- [Given entries]:
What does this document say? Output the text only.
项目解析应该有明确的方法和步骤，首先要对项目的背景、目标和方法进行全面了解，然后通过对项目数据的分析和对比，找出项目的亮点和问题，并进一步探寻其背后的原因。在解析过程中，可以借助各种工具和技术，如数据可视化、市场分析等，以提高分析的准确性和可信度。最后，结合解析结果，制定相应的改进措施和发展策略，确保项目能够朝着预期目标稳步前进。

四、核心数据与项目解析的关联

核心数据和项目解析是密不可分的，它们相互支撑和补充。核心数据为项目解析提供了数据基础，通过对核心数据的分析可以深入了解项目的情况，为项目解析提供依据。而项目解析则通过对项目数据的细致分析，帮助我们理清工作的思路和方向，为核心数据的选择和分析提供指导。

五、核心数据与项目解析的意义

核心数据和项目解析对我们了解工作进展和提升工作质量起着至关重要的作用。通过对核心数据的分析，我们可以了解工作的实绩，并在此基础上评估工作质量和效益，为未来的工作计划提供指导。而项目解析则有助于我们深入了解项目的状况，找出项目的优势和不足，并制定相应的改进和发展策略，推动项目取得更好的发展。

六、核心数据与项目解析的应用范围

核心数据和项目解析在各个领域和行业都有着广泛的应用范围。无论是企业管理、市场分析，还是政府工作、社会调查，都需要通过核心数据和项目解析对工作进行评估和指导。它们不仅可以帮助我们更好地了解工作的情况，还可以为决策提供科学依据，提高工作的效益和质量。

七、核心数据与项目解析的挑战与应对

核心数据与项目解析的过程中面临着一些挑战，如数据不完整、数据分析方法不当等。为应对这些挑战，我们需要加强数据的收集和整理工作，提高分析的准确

- [What is being asked]: Repeat every record exactly as written, please.

- [Output below]:
What does this document say? Output the text only.
项目解析应该有明确的方法和步骤，首先要对项目的背景、目标和方法进行全面了解，然后通过对项目数据的分析和对比，找出项目的亮点和问题，并进一步探寻其背后的原因。在解析过程中，可以借助各种工具和技术，如数据可视化、市场分析等，以提高分析的准确性和可信度。最后，结合解析结果，制定相应的改进措施和发展策略，确保项目能够朝着预期目标稳步前进。

四、核心数据与项目解析的关联

核心数据和项目解析是密不可分的，它们相互支撑和补充。核心数据为项目解析提供了数据基础，通过对核心数据的分析可以深入了解项目的情况，为项目解析提供依据。而项目解析则通过对项目数据的细致分析，帮助我们理清工作的思路和方向，为核心数据的选择和分析提供指导。

五、核心数据与项目解析的意义

核心数据和项目解析对我们了解工作进展和提升工作质量起着至关重要的作用。通过对核心数据的分析，我们可以了解工作的实绩，并在此基础上评估工作质量和效益，为未来的工作计划提供指导。而项目解析则有助于我们深入了解项目的状况，找出项目的优势和不足，并制定相应的改进和发展策略，推动项目取得更好的发展。

六、核心数据与项目解析的应用范围

核心数据和项目解析在各个领域和行业都有着广泛的应用范围。无论是企业管理、市场分析，还是政府工作、社会调查，都需要通过核心数据和项目解析对工作进行评估和指导。它们不仅可以帮助我们更好地了解工作的情况，还可以为决策提供科学依据，提高工作的效益和质量。

七、核心数据与项目解析的挑战与应对

核心数据与项目解析的过程中面临着一些挑战，如数据不完整、数据分析方法不当等。为应对这些挑战，我们需要加强数据的收集和整理工作，提高分析的准确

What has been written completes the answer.